> REQUIREMENTS:
Could you transcribe the material below exactly, without leaving out a single line?

> RECORDS TO PROCESS:
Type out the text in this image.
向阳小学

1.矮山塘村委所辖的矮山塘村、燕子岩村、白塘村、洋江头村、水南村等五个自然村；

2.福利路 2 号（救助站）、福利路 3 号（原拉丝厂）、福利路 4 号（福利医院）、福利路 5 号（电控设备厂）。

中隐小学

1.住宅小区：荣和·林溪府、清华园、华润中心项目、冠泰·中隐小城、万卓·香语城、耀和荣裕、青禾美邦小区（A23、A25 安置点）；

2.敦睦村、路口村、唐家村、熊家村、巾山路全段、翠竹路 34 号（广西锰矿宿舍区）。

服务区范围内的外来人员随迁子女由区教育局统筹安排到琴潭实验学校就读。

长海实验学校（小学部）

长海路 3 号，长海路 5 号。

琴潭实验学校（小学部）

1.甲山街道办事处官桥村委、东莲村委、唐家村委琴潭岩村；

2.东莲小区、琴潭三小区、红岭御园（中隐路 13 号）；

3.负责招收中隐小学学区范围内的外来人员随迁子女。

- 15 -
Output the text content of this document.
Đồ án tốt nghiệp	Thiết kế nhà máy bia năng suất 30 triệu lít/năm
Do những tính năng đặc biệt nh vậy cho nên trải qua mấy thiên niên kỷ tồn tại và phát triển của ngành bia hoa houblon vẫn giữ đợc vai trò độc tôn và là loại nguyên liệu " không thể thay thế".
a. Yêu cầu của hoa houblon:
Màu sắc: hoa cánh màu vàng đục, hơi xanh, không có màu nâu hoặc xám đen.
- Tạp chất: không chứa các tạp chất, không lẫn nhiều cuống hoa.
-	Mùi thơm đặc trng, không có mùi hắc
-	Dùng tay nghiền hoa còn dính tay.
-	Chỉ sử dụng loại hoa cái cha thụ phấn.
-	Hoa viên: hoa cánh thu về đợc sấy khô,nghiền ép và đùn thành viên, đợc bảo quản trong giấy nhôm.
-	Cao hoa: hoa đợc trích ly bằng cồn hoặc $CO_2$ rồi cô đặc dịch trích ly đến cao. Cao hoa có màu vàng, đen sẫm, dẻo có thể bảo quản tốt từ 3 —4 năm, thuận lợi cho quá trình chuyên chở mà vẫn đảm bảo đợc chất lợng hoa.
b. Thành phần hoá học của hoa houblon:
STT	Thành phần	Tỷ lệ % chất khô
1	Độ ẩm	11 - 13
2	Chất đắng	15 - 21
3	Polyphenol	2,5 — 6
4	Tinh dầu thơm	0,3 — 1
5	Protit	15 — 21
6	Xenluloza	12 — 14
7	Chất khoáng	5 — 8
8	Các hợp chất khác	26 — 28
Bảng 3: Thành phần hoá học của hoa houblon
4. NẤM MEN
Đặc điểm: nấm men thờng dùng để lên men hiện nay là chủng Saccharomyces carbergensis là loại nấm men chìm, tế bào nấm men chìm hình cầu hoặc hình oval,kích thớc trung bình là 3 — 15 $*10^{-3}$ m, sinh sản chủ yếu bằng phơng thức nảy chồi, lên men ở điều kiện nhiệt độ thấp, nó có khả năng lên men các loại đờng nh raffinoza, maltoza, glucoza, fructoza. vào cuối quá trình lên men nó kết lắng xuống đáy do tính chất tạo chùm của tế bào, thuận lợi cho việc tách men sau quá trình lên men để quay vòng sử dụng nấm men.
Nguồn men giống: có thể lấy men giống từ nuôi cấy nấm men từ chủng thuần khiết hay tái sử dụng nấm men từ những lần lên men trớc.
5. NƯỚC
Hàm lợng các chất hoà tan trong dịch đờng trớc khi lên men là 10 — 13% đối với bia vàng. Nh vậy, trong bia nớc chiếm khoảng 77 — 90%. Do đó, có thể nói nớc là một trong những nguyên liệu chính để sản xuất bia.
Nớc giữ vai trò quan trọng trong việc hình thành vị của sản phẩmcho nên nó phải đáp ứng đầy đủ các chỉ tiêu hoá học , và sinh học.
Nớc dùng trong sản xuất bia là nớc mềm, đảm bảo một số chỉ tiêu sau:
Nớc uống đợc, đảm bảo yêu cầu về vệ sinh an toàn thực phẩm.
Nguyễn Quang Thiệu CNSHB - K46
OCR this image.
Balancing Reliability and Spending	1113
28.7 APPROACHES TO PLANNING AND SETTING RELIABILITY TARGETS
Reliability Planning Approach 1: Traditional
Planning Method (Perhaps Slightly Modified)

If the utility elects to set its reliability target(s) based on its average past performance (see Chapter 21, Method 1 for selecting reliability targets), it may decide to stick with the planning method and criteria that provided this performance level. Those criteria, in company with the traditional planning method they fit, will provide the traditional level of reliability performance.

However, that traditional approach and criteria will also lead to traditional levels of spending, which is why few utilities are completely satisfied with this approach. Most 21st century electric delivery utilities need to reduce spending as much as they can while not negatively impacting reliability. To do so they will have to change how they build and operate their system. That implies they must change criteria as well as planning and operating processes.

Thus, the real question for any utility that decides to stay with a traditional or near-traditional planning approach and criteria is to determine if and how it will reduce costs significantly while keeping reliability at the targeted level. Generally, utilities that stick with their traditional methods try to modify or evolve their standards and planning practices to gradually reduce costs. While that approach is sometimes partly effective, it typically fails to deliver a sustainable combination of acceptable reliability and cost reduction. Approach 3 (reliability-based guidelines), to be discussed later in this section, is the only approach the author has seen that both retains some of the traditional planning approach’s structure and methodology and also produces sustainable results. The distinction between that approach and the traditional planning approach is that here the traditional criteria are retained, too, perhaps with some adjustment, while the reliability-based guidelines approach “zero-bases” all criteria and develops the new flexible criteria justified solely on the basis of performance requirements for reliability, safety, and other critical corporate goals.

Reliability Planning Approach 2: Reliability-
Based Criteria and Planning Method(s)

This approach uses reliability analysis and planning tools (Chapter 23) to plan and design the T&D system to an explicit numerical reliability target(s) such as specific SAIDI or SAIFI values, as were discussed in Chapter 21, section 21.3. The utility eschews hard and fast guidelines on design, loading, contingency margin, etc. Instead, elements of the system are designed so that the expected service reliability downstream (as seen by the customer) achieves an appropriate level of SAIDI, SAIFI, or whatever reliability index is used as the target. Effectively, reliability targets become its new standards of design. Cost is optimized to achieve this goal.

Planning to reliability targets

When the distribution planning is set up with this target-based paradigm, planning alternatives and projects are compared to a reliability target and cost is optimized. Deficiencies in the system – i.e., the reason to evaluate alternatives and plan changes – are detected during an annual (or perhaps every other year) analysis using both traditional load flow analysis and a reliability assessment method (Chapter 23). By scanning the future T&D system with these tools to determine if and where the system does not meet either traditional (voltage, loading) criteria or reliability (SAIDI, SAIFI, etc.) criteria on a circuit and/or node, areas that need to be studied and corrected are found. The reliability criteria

> FINISHED ANSWER:
Type out the text in this image.
向阳小学

1.矮山塘村委所辖的矮山塘村、燕子岩村、白塘村、洋江头村、水南村等五个自然村；

2.福利路 2 号（救助站）、福利路 3 号（原拉丝厂）、福利路 4 号（福利医院）、福利路 5 号（电控设备厂）。

中隐小学

1.住宅小区：荣和·林溪府、清华园、华润中心项目、冠泰·中隐小城、万卓·香语城、耀和荣裕、青禾美邦小区（A23、A25 安置点）；

2.敦睦村、路口村、唐家村、熊家村、巾山路全段、翠竹路 34 号（广西锰矿宿舍区）。

服务区范围内的外来人员随迁子女由区教育局统筹安排到琴潭实验学校就读。

长海实验学校（小学部）

长海路 3 号，长海路 5 号。

琴潭实验学校（小学部）

1.甲山街道办事处官桥村委、东莲村委、唐家村委琴潭岩村；

2.东莲小区、琴潭三小区、红岭御园（中隐路 13 号）；

3.负责招收中隐小学学区范围内的外来人员随迁子女。

- 15 -
Output the text content of this document.
Đồ án tốt nghiệp	Thiết kế nhà máy bia năng suất 30 triệu lít/năm
Do những tính năng đặc biệt nh vậy cho nên trải qua mấy thiên niên kỷ tồn tại và phát triển của ngành bia hoa houblon vẫn giữ đợc vai trò độc tôn và là loại nguyên liệu " không thể thay thế".
a. Yêu cầu của hoa houblon:
Màu sắc: hoa cánh màu vàng đục, hơi xanh, không có màu nâu hoặc xám đen.
- Tạp chất: không chứa các tạp chất, không lẫn nhiều cuống hoa.
-	Mùi thơm đặc trng, không có mùi hắc
-	Dùng tay nghiền hoa còn dính tay.
-	Chỉ sử dụng loại hoa cái cha thụ phấn.
-	Hoa viên: hoa cánh thu về đợc sấy khô,nghiền ép và đùn thành viên, đợc bảo quản trong giấy nhôm.
-	Cao hoa: hoa đợc trích ly bằng cồn hoặc $CO_2$ rồi cô đặc dịch trích ly đến cao. Cao hoa có màu vàng, đen sẫm, dẻo có thể bảo quản tốt từ 3 —4 năm, thuận lợi cho quá trình chuyên chở mà vẫn đảm bảo đợc chất lợng hoa.
b. Thành phần hoá học của hoa houblon:
STT	Thành phần	Tỷ lệ % chất khô
1	Độ ẩm	11 - 13
2	Chất đắng	15 - 21
3	Polyphenol	2,5 — 6
4	Tinh dầu thơm	0,3 — 1
5	Protit	15 — 21
6	Xenluloza	12 — 14
7	Chất khoáng	5 — 8
8	Các hợp chất khác	26 — 28
Bảng 3: Thành phần hoá học của hoa houblon
4. NẤM MEN
Đặc điểm: nấm men thờng dùng để lên men hiện nay là chủng Saccharomyces carbergensis là loại nấm men chìm, tế bào nấm men chìm hình cầu hoặc hình oval,kích thớc trung bình là 3 — 15 $*10^{-3}$ m, sinh sản chủ yếu bằng phơng thức nảy chồi, lên men ở điều kiện nhiệt độ thấp, nó có khả năng lên men các loại đờng nh raffinoza, maltoza, glucoza, fructoza. vào cuối quá trình lên men nó kết lắng xuống đáy do tính chất tạo chùm của tế bào, thuận lợi cho việc tách men sau quá trình lên men để quay vòng sử dụng nấm men.
Nguồn men giống: có thể lấy men giống từ nuôi cấy nấm men từ chủng thuần khiết hay tái sử dụng nấm men từ những lần lên men trớc.
5. NƯỚC
Hàm lợng các chất hoà tan trong dịch đờng trớc khi lên men là 10 — 13% đối với bia vàng. Nh vậy, trong bia nớc chiếm khoảng 77 — 90%. Do đó, có thể nói nớc là một trong những nguyên liệu chính để sản xuất bia.
Nớc giữ vai trò quan trọng trong việc hình thành vị của sản phẩmcho nên nó phải đáp ứng đầy đủ các chỉ tiêu hoá học , và sinh học.
Nớc dùng trong sản xuất bia là nớc mềm, đảm bảo một số chỉ tiêu sau:
Nớc uống đợc, đảm bảo yêu cầu về vệ sinh an toàn thực phẩm.
Nguyễn Quang Thiệu CNSHB - K46
OCR this image.
Balancing Reliability and Spending	1113
28.7 APPROACHES TO PLANNING AND SETTING RELIABILITY TARGETS
Reliability Planning Approach 1: Traditional
Planning Method (Perhaps Slightly Modified)

If the utility elects to set its reliability target(s) based on its average past performance (see Chapter 21, Method 1 for selecting reliability targets), it may decide to stick with the planning method and criteria that provided this performance level. Those criteria, in company with the traditional planning method they fit, will provide the traditional level of reliability performance.

However, that traditional approach and criteria will also lead to traditional levels of spending, which is why few utilities are completely satisfied with this approach. Most 21st century electric delivery utilities need to reduce spending as much as they can while not negatively impacting reliability. To do so they will have to change how they build and operate their system. That implies they must change criteria as well as planning and operating processes.

Thus, the real question for any utility that decides to stay with a traditional or near-traditional planning approach and criteria is to determine if and how it will reduce costs significantly while keeping reliability at the targeted level. Generally, utilities that stick with their traditional methods try to modify or evolve their standards and planning practices to gradually reduce costs. While that approach is sometimes partly effective, it typically fails to deliver a sustainable combination of acceptable reliability and cost reduction. Approach 3 (reliability-based guidelines), to be discussed later in this section, is the only approach the author has seen that both retains some of the traditional planning approach’s structure and methodology and also produces sustainable results. The distinction between that approach and the traditional planning approach is that here the traditional criteria are retained, too, perhaps with some adjustment, while the reliability-based guidelines approach “zero-bases” all criteria and develops the new flexible criteria justified solely on the basis of performance requirements for reliability, safety, and other critical corporate goals.

Reliability Planning Approach 2: Reliability-
Based Criteria and Planning Method(s)

This approach uses reliability analysis and planning tools (Chapter 23) to plan and design the T&D system to an explicit numerical reliability target(s) such as specific SAIDI or SAIFI values, as were discussed in Chapter 21, section 21.3. The utility eschews hard and fast guidelines on design, loading, contingency margin, etc. Instead, elements of the system are designed so that the expected service reliability downstream (as seen by the customer) achieves an appropriate level of SAIDI, SAIFI, or whatever reliability index is used as the target. Effectively, reliability targets become its new standards of design. Cost is optimized to achieve this goal.

Planning to reliability targets

When the distribution planning is set up with this target-based paradigm, planning alternatives and projects are compared to a reliability target and cost is optimized. Deficiencies in the system – i.e., the reason to evaluate alternatives and plan changes – are detected during an annual (or perhaps every other year) analysis using both traditional load flow analysis and a reliability assessment method (Chapter 23). By scanning the future T&D system with these tools to determine if and where the system does not meet either traditional (voltage, loading) criteria or reliability (SAIDI, SAIFI, etc.) criteria on a circuit and/or node, areas that need to be studied and corrected are found. The reliability criteria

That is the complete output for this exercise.